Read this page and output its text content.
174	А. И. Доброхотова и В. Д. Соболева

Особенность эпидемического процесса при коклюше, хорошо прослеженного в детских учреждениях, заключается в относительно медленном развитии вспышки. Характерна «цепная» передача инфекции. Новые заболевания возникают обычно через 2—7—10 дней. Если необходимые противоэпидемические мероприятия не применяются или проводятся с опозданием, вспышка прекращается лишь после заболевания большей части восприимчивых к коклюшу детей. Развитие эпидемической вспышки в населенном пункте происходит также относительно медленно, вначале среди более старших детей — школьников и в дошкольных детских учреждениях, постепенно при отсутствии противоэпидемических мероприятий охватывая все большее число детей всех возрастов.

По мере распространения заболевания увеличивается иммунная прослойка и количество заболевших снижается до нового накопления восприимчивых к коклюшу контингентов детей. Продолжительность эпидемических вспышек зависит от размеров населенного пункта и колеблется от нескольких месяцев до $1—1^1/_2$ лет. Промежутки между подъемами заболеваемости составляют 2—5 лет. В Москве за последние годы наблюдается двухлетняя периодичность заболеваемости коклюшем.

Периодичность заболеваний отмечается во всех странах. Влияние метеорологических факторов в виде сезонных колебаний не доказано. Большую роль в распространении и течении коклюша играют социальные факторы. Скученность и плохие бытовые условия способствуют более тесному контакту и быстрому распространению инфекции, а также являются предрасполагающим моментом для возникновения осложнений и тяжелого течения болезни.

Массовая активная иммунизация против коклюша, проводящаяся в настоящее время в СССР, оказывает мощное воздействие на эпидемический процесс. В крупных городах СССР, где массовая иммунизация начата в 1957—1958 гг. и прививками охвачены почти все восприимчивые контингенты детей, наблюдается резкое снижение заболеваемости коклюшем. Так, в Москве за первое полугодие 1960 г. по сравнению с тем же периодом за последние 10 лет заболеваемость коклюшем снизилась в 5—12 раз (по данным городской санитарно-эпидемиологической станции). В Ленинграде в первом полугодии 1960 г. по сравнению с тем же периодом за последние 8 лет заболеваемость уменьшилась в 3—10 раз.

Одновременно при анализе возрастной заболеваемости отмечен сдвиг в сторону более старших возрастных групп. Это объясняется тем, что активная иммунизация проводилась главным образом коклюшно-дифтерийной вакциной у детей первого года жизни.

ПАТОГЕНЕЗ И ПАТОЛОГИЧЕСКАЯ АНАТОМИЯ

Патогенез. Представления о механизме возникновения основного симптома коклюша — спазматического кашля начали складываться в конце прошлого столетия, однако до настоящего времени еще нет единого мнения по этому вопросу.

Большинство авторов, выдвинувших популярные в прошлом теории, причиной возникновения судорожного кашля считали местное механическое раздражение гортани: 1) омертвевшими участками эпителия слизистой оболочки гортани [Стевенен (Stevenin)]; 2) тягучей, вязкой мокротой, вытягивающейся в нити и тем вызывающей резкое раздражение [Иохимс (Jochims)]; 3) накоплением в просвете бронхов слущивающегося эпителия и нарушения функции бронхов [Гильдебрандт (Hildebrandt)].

+-------+

Above are the records; copy every line in them that holds the word "иммунизация".

Массовая активная иммунизация против коклюша, проводящаяся в настоящее время в СССР, оказывает мощное воздействие на эпидемический процесс. В крупных городах СССР, где массовая иммунизация начата в 1957—1958 гг. и прививками охвачены почти все восприимчивые контингенты детей, наблюдается резкое снижение заболеваемости коклюшем. Так, в Москве за первое полугодие 1960 г. по сравнению с тем же периодом за последние 10 лет заболеваемость коклюшем снизилась в 5—12 раз (по данным городской санитарно-эпидемиологической станции). В Ленинграде в первом полугодии 1960 г. по сравнению с тем же периодом за последние 8 лет заболеваемость уменьшилась в 3—10 раз.
Одновременно при анализе возрастной заболеваемости отмечен сдвиг в сторону более старших возрастных групп. Это объясняется тем, что активная иммунизация проводилась главным образом коклюшно-дифтерийной вакциной у детей первого года жизни.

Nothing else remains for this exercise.